Begin Supplied data

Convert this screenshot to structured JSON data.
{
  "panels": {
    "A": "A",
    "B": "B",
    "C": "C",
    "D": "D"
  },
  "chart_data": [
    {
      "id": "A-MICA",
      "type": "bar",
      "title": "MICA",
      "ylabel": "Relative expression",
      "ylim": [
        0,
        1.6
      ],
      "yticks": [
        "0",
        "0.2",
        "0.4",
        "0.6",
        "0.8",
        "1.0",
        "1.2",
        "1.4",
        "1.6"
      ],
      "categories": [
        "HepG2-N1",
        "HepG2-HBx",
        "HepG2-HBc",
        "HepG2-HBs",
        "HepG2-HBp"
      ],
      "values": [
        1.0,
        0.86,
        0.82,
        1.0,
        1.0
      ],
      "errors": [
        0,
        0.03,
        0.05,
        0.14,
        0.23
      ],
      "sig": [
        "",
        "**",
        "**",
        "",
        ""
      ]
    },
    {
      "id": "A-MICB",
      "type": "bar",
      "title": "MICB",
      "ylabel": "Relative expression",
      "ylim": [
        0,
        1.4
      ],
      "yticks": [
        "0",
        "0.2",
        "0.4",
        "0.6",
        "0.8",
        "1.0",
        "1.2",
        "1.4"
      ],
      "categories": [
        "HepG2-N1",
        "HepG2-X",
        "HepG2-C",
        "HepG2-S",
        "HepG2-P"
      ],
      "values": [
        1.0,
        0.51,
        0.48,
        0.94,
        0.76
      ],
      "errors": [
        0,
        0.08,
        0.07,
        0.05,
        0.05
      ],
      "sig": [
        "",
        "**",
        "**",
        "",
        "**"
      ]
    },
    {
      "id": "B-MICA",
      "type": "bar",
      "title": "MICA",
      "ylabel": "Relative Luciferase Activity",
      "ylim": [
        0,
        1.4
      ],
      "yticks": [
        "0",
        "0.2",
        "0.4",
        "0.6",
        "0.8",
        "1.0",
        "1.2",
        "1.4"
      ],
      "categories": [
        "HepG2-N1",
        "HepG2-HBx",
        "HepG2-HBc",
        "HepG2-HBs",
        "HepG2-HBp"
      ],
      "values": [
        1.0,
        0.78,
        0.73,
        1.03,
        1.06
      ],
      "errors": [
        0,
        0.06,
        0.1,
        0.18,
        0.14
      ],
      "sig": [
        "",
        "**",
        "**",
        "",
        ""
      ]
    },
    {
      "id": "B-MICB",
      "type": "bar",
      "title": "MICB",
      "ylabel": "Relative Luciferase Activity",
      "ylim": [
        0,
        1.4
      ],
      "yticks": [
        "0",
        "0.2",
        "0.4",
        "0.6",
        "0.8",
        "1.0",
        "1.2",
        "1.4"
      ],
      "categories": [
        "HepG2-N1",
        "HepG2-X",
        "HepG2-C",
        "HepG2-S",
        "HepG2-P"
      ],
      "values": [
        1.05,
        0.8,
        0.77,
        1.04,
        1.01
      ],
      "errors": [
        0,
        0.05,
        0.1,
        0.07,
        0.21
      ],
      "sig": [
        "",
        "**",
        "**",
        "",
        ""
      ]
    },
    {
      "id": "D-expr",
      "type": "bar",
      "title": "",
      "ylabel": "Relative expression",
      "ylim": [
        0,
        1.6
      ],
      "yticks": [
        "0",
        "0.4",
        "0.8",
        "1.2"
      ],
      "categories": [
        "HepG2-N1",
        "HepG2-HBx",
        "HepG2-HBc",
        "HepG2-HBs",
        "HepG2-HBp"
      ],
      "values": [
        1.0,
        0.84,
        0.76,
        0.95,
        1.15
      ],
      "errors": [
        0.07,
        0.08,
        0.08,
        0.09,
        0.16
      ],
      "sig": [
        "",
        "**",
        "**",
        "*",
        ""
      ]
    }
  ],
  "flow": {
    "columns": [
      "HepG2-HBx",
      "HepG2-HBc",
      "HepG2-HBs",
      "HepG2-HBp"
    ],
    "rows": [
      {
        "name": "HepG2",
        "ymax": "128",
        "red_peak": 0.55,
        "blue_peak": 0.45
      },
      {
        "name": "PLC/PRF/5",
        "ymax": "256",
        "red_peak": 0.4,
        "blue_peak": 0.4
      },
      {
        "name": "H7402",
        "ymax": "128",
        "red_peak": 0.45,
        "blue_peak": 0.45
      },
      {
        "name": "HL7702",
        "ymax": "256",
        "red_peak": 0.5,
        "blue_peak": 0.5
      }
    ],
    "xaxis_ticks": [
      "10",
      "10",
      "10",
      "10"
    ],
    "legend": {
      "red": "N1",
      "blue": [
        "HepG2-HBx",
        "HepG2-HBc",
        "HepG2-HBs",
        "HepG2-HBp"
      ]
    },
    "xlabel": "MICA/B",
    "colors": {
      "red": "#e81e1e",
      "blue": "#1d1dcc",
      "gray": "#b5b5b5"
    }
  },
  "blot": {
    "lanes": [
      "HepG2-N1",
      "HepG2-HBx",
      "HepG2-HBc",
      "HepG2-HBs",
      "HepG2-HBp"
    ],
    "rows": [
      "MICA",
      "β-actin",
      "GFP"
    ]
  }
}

End Supplied data

Copy out every line where the word "name" occurs.

(Answer to the task)
        "name": "HepG2",
        "name": "PLC/PRF/5",
        "name": "H7402",
        "name": "HL7702",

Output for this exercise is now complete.